[Saved entries]
====
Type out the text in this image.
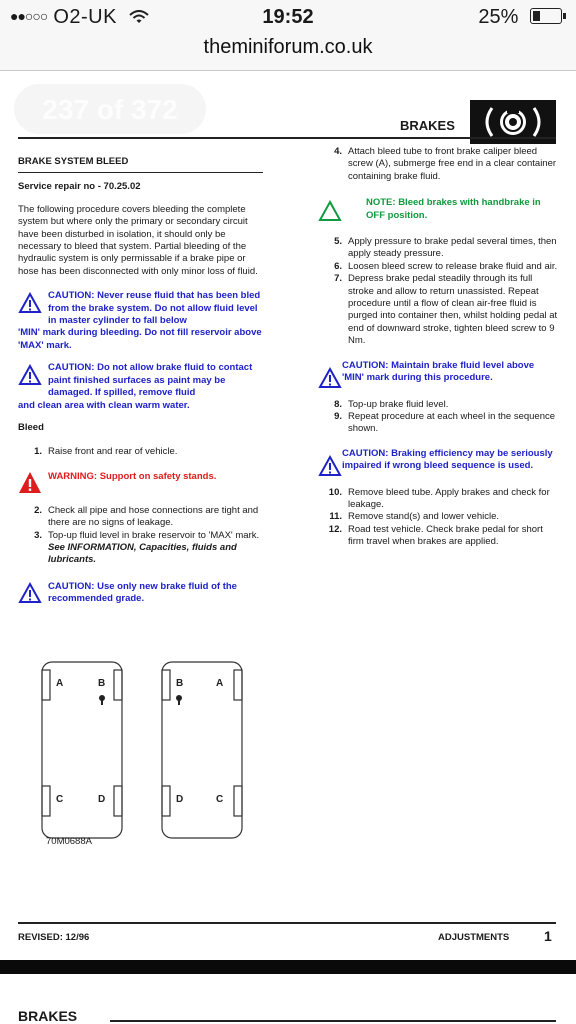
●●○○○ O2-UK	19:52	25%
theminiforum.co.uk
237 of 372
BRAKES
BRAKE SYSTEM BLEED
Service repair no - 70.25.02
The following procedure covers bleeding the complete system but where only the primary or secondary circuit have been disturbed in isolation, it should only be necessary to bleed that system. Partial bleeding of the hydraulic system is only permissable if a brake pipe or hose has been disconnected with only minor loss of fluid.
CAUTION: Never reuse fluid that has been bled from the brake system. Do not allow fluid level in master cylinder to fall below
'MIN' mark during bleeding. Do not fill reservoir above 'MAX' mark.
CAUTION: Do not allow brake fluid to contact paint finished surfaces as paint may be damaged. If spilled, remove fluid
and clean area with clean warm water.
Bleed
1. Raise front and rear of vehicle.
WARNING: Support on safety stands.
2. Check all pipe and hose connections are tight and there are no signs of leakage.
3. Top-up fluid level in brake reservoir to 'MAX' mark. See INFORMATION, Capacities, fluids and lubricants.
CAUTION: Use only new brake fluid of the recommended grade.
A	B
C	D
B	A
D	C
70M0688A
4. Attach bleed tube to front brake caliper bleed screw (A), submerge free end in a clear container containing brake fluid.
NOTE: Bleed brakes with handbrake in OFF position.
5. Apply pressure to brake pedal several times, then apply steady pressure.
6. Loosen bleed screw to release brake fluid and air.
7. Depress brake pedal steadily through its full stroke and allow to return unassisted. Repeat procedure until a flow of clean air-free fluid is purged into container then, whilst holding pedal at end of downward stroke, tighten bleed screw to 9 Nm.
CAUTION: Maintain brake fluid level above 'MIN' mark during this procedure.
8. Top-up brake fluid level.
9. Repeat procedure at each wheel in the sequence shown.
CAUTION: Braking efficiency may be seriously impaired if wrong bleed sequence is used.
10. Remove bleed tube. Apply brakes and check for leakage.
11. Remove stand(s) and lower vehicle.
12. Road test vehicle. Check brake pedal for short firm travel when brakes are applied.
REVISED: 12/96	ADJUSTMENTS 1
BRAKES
====
### What you will do
Make an exact copy of all entries above, dropping the images.

### Exercise answer
Type out the text in this image.
●●○○○ O2-UK	19:52	25%
theminiforum.co.uk
237 of 372
BRAKES
BRAKE SYSTEM BLEED
Service repair no - 70.25.02
The following procedure covers bleeding the complete system but where only the primary or secondary circuit have been disturbed in isolation, it should only be necessary to bleed that system. Partial bleeding of the hydraulic system is only permissable if a brake pipe or hose has been disconnected with only minor loss of fluid.
CAUTION: Never reuse fluid that has been bled from the brake system. Do not allow fluid level in master cylinder to fall below
'MIN' mark during bleeding. Do not fill reservoir above 'MAX' mark.
CAUTION: Do not allow brake fluid to contact paint finished surfaces as paint may be damaged. If spilled, remove fluid
and clean area with clean warm water.
Bleed
1. Raise front and rear of vehicle.
WARNING: Support on safety stands.
2. Check all pipe and hose connections are tight and there are no signs of leakage.
3. Top-up fluid level in brake reservoir to 'MAX' mark. See INFORMATION, Capacities, fluids and lubricants.
CAUTION: Use only new brake fluid of the recommended grade.
A	B
C	D
B	A
D	C
70M0688A
4. Attach bleed tube to front brake caliper bleed screw (A), submerge free end in a clear container containing brake fluid.
NOTE: Bleed brakes with handbrake in OFF position.
5. Apply pressure to brake pedal several times, then apply steady pressure.
6. Loosen bleed screw to release brake fluid and air.
7. Depress brake pedal steadily through its full stroke and allow to return unassisted. Repeat procedure until a flow of clean air-free fluid is purged into container then, whilst holding pedal at end of downward stroke, tighten bleed screw to 9 Nm.
CAUTION: Maintain brake fluid level above 'MIN' mark during this procedure.
8. Top-up brake fluid level.
9. Repeat procedure at each wheel in the sequence shown.
CAUTION: Braking efficiency may be seriously impaired if wrong bleed sequence is used.
10. Remove bleed tube. Apply brakes and check for leakage.
11. Remove stand(s) and lower vehicle.
12. Road test vehicle. Check brake pedal for short firm travel when brakes are applied.
REVISED: 12/96	ADJUSTMENTS 1
BRAKES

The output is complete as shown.